**Short problem:** Reproduce the listing below verbatim.

Saved data entries:
------------------------------------------------
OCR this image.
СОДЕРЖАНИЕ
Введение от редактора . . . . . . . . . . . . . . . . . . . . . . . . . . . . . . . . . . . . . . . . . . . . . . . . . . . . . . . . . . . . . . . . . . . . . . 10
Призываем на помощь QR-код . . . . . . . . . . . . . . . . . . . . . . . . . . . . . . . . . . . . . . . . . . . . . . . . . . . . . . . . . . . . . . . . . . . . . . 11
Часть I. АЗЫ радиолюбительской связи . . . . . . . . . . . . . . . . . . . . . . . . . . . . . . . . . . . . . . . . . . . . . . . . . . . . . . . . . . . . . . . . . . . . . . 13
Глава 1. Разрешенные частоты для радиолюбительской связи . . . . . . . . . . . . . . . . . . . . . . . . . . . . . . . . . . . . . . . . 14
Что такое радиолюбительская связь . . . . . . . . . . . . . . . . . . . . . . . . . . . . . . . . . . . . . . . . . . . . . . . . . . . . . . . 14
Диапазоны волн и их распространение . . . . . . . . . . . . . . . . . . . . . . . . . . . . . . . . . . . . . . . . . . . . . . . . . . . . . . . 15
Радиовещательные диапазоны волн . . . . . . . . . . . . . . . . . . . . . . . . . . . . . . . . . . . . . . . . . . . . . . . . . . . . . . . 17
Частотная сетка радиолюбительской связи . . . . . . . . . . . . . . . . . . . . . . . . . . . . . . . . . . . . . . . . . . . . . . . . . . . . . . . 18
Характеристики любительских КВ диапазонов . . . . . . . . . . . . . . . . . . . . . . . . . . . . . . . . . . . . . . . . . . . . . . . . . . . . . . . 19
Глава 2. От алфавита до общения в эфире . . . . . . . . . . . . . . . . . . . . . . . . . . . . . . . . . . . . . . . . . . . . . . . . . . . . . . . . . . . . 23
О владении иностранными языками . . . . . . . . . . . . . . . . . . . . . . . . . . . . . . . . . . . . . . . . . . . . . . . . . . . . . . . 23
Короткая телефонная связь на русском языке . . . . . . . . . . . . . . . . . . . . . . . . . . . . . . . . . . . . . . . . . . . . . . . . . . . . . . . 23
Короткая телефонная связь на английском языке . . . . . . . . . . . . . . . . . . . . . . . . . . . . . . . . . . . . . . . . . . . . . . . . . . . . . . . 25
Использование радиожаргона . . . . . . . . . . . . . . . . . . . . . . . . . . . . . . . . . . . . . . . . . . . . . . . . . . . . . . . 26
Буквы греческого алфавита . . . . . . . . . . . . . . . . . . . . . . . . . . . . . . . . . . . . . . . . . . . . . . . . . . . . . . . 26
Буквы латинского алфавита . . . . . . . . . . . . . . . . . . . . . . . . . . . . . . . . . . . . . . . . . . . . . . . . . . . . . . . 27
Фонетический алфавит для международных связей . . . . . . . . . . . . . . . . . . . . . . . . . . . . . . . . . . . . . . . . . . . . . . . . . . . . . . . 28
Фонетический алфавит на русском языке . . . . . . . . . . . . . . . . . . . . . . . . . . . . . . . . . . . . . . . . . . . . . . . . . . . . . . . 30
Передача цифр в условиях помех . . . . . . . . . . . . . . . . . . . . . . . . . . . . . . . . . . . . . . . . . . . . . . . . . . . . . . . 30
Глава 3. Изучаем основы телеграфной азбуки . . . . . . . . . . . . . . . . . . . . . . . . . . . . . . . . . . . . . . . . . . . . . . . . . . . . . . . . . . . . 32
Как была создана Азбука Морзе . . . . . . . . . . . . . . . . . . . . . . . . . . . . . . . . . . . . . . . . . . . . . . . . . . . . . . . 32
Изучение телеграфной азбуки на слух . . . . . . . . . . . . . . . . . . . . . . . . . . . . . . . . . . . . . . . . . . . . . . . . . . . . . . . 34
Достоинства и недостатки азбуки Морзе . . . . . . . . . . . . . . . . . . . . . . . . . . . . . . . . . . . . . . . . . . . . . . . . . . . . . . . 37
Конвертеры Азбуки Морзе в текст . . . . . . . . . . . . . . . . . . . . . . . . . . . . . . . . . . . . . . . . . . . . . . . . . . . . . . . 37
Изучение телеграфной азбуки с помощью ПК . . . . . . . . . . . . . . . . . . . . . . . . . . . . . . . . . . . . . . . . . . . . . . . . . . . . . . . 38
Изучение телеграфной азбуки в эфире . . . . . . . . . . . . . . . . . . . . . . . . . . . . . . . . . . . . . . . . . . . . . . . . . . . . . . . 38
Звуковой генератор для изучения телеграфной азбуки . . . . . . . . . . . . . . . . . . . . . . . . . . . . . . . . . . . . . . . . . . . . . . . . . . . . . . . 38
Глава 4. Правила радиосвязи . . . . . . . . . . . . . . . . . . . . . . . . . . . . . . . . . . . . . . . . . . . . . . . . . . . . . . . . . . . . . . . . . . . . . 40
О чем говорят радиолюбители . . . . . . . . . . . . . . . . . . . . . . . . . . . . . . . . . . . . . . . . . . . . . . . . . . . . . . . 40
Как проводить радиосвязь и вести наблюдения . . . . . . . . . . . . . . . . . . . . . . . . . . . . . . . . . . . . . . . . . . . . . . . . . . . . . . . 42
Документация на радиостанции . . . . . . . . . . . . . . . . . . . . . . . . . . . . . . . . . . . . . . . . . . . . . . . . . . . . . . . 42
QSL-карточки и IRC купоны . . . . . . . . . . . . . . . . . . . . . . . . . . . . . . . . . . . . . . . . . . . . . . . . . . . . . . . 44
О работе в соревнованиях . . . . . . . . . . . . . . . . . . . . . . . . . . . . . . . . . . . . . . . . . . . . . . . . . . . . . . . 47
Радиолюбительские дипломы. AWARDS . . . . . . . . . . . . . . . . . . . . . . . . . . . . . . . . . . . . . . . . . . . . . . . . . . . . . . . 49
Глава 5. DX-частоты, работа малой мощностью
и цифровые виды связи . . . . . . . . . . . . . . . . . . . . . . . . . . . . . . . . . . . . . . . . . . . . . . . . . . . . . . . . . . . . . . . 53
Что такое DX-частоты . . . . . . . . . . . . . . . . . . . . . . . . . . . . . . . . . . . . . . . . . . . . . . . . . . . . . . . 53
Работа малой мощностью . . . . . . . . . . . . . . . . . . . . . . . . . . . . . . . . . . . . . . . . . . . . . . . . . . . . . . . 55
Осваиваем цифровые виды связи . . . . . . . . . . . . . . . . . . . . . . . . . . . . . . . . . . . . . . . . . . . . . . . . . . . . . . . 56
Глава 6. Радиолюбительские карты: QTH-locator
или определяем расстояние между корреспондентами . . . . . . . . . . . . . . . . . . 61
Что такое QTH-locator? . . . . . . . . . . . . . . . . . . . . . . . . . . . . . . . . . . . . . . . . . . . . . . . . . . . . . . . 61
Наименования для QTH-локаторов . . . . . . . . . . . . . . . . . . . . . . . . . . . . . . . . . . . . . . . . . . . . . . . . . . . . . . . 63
------------------------------------------------
**Solution to this problem:**
OCR this image.
СОДЕРЖАНИЕ
Введение от редактора . . . . . . . . . . . . . . . . . . . . . . . . . . . . . . . . . . . . . . . . . . . . . . . . . . . . . . . . . . . . . . . . . . . . . . 10
Призываем на помощь QR-код . . . . . . . . . . . . . . . . . . . . . . . . . . . . . . . . . . . . . . . . . . . . . . . . . . . . . . . . . . . . . . . . . . . . . . 11
Часть I. АЗЫ радиолюбительской связи . . . . . . . . . . . . . . . . . . . . . . . . . . . . . . . . . . . . . . . . . . . . . . . . . . . . . . . . . . . . . . . . . . . . . . 13
Глава 1. Разрешенные частоты для радиолюбительской связи . . . . . . . . . . . . . . . . . . . . . . . . . . . . . . . . . . . . . . . . 14
Что такое радиолюбительская связь . . . . . . . . . . . . . . . . . . . . . . . . . . . . . . . . . . . . . . . . . . . . . . . . . . . . . . . 14
Диапазоны волн и их распространение . . . . . . . . . . . . . . . . . . . . . . . . . . . . . . . . . . . . . . . . . . . . . . . . . . . . . . . 15
Радиовещательные диапазоны волн . . . . . . . . . . . . . . . . . . . . . . . . . . . . . . . . . . . . . . . . . . . . . . . . . . . . . . . 17
Частотная сетка радиолюбительской связи . . . . . . . . . . . . . . . . . . . . . . . . . . . . . . . . . . . . . . . . . . . . . . . . . . . . . . . 18
Характеристики любительских КВ диапазонов . . . . . . . . . . . . . . . . . . . . . . . . . . . . . . . . . . . . . . . . . . . . . . . . . . . . . . . 19
Глава 2. От алфавита до общения в эфире . . . . . . . . . . . . . . . . . . . . . . . . . . . . . . . . . . . . . . . . . . . . . . . . . . . . . . . . . . . . 23
О владении иностранными языками . . . . . . . . . . . . . . . . . . . . . . . . . . . . . . . . . . . . . . . . . . . . . . . . . . . . . . . 23
Короткая телефонная связь на русском языке . . . . . . . . . . . . . . . . . . . . . . . . . . . . . . . . . . . . . . . . . . . . . . . . . . . . . . . 23
Короткая телефонная связь на английском языке . . . . . . . . . . . . . . . . . . . . . . . . . . . . . . . . . . . . . . . . . . . . . . . . . . . . . . . 25
Использование радиожаргона . . . . . . . . . . . . . . . . . . . . . . . . . . . . . . . . . . . . . . . . . . . . . . . . . . . . . . . 26
Буквы греческого алфавита . . . . . . . . . . . . . . . . . . . . . . . . . . . . . . . . . . . . . . . . . . . . . . . . . . . . . . . 26
Буквы латинского алфавита . . . . . . . . . . . . . . . . . . . . . . . . . . . . . . . . . . . . . . . . . . . . . . . . . . . . . . . 27
Фонетический алфавит для международных связей . . . . . . . . . . . . . . . . . . . . . . . . . . . . . . . . . . . . . . . . . . . . . . . . . . . . . . . 28
Фонетический алфавит на русском языке . . . . . . . . . . . . . . . . . . . . . . . . . . . . . . . . . . . . . . . . . . . . . . . . . . . . . . . 30
Передача цифр в условиях помех . . . . . . . . . . . . . . . . . . . . . . . . . . . . . . . . . . . . . . . . . . . . . . . . . . . . . . . 30
Глава 3. Изучаем основы телеграфной азбуки . . . . . . . . . . . . . . . . . . . . . . . . . . . . . . . . . . . . . . . . . . . . . . . . . . . . . . . . . . . . 32
Как была создана Азбука Морзе . . . . . . . . . . . . . . . . . . . . . . . . . . . . . . . . . . . . . . . . . . . . . . . . . . . . . . . 32
Изучение телеграфной азбуки на слух . . . . . . . . . . . . . . . . . . . . . . . . . . . . . . . . . . . . . . . . . . . . . . . . . . . . . . . 34
Достоинства и недостатки азбуки Морзе . . . . . . . . . . . . . . . . . . . . . . . . . . . . . . . . . . . . . . . . . . . . . . . . . . . . . . . 37
Конвертеры Азбуки Морзе в текст . . . . . . . . . . . . . . . . . . . . . . . . . . . . . . . . . . . . . . . . . . . . . . . . . . . . . . . 37
Изучение телеграфной азбуки с помощью ПК . . . . . . . . . . . . . . . . . . . . . . . . . . . . . . . . . . . . . . . . . . . . . . . . . . . . . . . 38
Изучение телеграфной азбуки в эфире . . . . . . . . . . . . . . . . . . . . . . . . . . . . . . . . . . . . . . . . . . . . . . . . . . . . . . . 38
Звуковой генератор для изучения телеграфной азбуки . . . . . . . . . . . . . . . . . . . . . . . . . . . . . . . . . . . . . . . . . . . . . . . . . . . . . . . 38
Глава 4. Правила радиосвязи . . . . . . . . . . . . . . . . . . . . . . . . . . . . . . . . . . . . . . . . . . . . . . . . . . . . . . . . . . . . . . . . . . . . . 40
О чем говорят радиолюбители . . . . . . . . . . . . . . . . . . . . . . . . . . . . . . . . . . . . . . . . . . . . . . . . . . . . . . . 40
Как проводить радиосвязь и вести наблюдения . . . . . . . . . . . . . . . . . . . . . . . . . . . . . . . . . . . . . . . . . . . . . . . . . . . . . . . 42
Документация на радиостанции . . . . . . . . . . . . . . . . . . . . . . . . . . . . . . . . . . . . . . . . . . . . . . . . . . . . . . . 42
QSL-карточки и IRC купоны . . . . . . . . . . . . . . . . . . . . . . . . . . . . . . . . . . . . . . . . . . . . . . . . . . . . . . . 44
О работе в соревнованиях . . . . . . . . . . . . . . . . . . . . . . . . . . . . . . . . . . . . . . . . . . . . . . . . . . . . . . . 47
Радиолюбительские дипломы. AWARDS . . . . . . . . . . . . . . . . . . . . . . . . . . . . . . . . . . . . . . . . . . . . . . . . . . . . . . . 49
Глава 5. DX-частоты, работа малой мощностью
и цифровые виды связи . . . . . . . . . . . . . . . . . . . . . . . . . . . . . . . . . . . . . . . . . . . . . . . . . . . . . . . . . . . . . . . 53
Что такое DX-частоты . . . . . . . . . . . . . . . . . . . . . . . . . . . . . . . . . . . . . . . . . . . . . . . . . . . . . . . 53
Работа малой мощностью . . . . . . . . . . . . . . . . . . . . . . . . . . . . . . . . . . . . . . . . . . . . . . . . . . . . . . . 55
Осваиваем цифровые виды связи . . . . . . . . . . . . . . . . . . . . . . . . . . . . . . . . . . . . . . . . . . . . . . . . . . . . . . . 56
Глава 6. Радиолюбительские карты: QTH-locator
или определяем расстояние между корреспондентами . . . . . . . . . . . . . . . . . . 61
Что такое QTH-locator? . . . . . . . . . . . . . . . . . . . . . . . . . . . . . . . . . . . . . . . . . . . . . . . . . . . . . . . 61
Наименования для QTH-локаторов . . . . . . . . . . . . . . . . . . . . . . . . . . . . . . . . . . . . . . . . . . . . . . . . . . . . . . . 63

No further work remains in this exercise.